The Service has issued the permit based on negotiations with the Washington County Commission, public comment received through the National Environmental Policy Act process, and changes made to the Habitat Conservation Plan.
While it has taken a considerable amount of hard work and long hours to get to this point by not only the County, the Service, and many others, said Ralph Morgenweck, Director of the Service s Mountain- Prairie Region, I think that with the issuance of this permit and the habitat conservation plan in general, we can allow for development of the Washington County area and still allow for the long-term survival of the desert tortoise and other species dependent on that habitat.
As part of the HCP, the Fish and Wildlife Service and Washington County will be participating jointly in a research effort to relocate desert tortoises to nearby unoccupied Bureau of Land Management lands in an attempt to reestablish tortoises in areas not proposed for development.
Critical habitat designated for the desert tortoise includes a 61,000- acre reserve adjacent to lands that will be undergoing devleopment activities. Fences separating the reserve and lands to be developed will be erected in designated areas. These fences will help prevent loss of tortoises and further fragmentation of habitat in the reserve from any construction activities.
In addition to the reserve acreage and the tortoise relocation effort, an extensive educational program and center to be developed by Washington County will provide information on the desert tortoise, its habitat, and the desert ecosystem to the general public and Washington County residents.

Document understanding data
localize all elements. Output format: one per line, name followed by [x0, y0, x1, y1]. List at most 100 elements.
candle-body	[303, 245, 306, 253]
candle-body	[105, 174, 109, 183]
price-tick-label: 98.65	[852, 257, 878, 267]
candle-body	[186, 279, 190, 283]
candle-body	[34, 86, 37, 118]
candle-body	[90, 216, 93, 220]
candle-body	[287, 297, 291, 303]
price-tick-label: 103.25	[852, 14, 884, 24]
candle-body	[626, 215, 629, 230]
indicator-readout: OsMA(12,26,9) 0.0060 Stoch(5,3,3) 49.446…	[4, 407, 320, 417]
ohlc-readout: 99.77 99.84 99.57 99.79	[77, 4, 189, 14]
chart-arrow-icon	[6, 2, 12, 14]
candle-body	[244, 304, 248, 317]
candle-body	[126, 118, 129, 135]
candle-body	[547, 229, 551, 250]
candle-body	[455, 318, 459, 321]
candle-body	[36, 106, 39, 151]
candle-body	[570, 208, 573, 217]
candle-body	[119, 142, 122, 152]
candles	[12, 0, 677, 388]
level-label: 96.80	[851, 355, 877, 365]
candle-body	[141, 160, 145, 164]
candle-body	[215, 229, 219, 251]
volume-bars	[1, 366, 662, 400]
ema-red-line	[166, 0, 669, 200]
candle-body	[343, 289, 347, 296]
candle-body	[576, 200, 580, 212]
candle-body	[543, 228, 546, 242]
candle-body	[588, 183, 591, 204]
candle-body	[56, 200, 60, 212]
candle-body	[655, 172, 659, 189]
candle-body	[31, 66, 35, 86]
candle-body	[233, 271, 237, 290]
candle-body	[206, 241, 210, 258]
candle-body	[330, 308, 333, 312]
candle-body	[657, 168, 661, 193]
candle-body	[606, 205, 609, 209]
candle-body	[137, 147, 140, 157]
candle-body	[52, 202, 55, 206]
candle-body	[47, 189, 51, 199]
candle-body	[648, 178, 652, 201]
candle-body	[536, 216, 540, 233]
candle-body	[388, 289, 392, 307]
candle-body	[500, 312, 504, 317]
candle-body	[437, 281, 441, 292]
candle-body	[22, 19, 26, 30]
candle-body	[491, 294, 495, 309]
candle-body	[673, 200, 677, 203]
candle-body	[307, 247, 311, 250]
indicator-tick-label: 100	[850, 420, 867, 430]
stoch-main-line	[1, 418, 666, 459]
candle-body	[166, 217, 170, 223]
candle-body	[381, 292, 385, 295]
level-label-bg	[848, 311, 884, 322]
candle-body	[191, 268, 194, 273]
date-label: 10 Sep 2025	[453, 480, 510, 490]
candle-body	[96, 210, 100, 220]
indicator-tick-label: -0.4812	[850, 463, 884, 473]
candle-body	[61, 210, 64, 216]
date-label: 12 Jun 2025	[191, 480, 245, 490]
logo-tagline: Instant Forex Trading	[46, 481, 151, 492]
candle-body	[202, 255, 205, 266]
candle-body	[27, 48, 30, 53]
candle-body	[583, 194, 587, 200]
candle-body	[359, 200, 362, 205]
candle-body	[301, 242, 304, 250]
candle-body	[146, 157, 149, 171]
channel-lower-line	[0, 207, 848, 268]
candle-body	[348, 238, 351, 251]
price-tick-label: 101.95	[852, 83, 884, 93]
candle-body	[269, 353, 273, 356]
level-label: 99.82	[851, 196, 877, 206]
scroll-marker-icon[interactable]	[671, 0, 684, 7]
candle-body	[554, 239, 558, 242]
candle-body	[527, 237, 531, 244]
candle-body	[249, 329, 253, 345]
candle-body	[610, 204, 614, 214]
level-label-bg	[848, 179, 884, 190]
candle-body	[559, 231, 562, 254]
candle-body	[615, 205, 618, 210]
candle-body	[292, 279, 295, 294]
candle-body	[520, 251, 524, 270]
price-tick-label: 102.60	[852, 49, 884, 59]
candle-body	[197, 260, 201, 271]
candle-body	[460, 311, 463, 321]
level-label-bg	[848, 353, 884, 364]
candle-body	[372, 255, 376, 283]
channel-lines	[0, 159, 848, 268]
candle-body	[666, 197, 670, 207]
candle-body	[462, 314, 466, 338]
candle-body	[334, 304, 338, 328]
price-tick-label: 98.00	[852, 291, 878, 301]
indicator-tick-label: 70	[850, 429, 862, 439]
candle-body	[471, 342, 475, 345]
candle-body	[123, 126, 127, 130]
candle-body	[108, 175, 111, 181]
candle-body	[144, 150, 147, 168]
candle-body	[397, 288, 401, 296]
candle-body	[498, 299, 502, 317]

• EXERCISE TASKS
1 > Reproduce the stretch of the desert tortoise permit announcement from "While it has" through "on that habitat." word for word.
2 > According to the desert tortoise permit announcement, why will fences be put up between the reserve and the lands to be developed? Answer in one to three sentences.
3 > Write what comes next in the desert tortoise permit announcement, picking up after its last sentence.

• ANSWERS TO THIS EXERCISE
1 >
While it has taken a considerable amount of hard work and long hours to get to this point by not only the County, the Service, and many others, said Ralph Morgenweck, Director of the Service s Mountain- Prairie Region, I think that with the issuance of this permit and the habitat conservation plan in general, we can allow for development of the Washington County area and still allow for the long-term survival of the desert tortoise and other species dependent on that habitat.

2 > The fences will help prevent loss of tortoises. They will also prevent further fragmentation of habitat in the reserve from construction activities on the adjacent lands being developed.

3 >
Washington County began development of its habitat conservation plan in the fall of 1990, following federal listing of the desert tortoise as a threatened species. The desert tortoise is found in Mojave Desert habitat near St. George, Utah, and in Arizona, Nevada and California. While numerous threats to desert tortoise survival and recovery exist throughout its range, the loss and degradation of habitat through urban development is of primary concern in Washington County.
The Endangered Species Act provides for the issuance of Section 10(a) permits to authorize incidental taking (the loss of tortoises or their habitat) in connection with otherwise lawful private activities. Such a permit represents the only means of authorized incidental taking of an endangered species when there is no Federal agency action involved. An incidental take permit must be based on a conservation plan that meets all of the requirements of Section 10(a) of the Endangered Species Act.